▸ **WRITTEN PROBLEM**: Filter the records below for the word "αὐτῆς". Copy each line that holds it.

++++++++++

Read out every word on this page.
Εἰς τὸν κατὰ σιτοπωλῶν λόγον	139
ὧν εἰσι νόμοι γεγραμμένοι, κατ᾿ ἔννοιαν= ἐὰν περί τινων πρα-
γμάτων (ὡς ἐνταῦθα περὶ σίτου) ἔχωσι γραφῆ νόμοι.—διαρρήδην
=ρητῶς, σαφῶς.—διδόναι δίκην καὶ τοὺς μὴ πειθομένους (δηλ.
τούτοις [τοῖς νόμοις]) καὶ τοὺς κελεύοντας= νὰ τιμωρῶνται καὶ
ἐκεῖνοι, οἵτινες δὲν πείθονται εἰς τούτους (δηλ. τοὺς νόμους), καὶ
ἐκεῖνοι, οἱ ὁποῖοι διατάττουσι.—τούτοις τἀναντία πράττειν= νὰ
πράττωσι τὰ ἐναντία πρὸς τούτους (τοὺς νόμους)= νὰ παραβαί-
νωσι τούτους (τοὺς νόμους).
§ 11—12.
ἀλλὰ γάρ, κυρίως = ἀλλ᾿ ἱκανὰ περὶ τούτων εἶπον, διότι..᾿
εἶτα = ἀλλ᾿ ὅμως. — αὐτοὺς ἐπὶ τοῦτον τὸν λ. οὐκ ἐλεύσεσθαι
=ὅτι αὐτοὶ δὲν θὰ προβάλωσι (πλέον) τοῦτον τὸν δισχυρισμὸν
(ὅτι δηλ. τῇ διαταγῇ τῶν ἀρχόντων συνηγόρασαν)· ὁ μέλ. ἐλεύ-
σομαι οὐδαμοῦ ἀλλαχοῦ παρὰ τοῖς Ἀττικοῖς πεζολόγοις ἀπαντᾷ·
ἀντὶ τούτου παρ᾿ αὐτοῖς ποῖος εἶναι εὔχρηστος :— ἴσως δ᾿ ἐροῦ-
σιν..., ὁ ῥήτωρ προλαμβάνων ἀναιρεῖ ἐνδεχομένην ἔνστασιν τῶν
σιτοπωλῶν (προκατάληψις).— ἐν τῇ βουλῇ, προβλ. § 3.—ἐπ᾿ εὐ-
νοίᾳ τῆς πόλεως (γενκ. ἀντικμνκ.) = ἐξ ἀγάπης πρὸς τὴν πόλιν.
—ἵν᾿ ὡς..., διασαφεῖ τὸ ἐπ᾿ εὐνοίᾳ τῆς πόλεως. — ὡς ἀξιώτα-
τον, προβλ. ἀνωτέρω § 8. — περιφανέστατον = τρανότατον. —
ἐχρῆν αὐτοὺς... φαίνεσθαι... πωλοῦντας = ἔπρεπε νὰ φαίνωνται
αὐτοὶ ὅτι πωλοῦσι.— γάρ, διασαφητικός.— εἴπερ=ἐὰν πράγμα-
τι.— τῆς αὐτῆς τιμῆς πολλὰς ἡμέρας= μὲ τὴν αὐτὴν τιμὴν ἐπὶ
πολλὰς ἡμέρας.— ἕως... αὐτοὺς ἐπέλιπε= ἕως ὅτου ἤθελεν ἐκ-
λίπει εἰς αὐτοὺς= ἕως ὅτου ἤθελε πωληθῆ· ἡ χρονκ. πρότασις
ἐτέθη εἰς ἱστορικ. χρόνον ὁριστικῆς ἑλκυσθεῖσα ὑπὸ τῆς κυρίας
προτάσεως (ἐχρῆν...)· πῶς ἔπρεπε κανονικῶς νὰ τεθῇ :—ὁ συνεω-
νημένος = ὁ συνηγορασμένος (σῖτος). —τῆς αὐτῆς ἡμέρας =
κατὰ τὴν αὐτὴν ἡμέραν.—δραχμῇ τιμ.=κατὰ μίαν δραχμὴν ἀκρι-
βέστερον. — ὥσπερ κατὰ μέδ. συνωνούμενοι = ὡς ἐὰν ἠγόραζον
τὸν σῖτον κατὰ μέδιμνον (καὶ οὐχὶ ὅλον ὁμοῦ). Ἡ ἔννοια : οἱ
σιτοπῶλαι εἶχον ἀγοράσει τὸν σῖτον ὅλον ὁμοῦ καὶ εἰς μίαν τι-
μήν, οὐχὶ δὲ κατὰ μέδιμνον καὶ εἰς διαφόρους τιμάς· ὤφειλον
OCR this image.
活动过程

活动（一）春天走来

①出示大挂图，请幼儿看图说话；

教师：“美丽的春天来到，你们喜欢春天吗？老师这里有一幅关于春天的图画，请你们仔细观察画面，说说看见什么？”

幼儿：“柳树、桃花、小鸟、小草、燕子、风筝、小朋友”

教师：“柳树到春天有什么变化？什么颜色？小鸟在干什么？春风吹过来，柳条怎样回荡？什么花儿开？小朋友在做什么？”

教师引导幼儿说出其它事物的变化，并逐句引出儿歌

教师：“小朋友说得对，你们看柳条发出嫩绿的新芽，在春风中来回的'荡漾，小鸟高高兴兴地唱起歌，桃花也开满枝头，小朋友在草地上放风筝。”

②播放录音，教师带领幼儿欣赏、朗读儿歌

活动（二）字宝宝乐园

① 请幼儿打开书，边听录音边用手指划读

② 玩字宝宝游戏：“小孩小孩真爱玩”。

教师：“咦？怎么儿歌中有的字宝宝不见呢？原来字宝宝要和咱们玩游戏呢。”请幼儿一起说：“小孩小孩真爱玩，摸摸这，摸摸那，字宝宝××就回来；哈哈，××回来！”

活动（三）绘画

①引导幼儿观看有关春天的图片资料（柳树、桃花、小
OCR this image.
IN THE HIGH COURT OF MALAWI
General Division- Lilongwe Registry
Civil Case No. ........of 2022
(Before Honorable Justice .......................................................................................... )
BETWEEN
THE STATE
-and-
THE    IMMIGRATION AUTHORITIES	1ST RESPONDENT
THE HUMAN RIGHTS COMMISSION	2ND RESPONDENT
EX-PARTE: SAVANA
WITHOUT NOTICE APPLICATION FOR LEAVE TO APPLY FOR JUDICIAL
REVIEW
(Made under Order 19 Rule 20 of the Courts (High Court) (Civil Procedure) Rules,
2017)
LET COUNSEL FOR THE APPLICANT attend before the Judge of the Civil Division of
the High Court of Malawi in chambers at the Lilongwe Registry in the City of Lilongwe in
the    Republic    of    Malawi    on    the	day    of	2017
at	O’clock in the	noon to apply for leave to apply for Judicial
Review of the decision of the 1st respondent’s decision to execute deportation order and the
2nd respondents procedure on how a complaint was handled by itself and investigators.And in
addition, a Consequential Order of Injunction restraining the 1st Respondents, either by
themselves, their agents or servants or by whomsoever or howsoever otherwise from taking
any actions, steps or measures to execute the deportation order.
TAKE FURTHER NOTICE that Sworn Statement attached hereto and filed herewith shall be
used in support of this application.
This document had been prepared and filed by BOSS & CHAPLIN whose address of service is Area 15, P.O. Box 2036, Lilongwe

++++++++++

▸ **PROBLEM SOLUTION**:
τι.— τῆς αὐτῆς τιμῆς πολλὰς ἡμέρας= μὲ τὴν αὐτὴν τιμὴν ἐπὶ
νημένος = ὁ συνηγορασμένος (σῖτος). —τῆς αὐτῆς ἡμέρας =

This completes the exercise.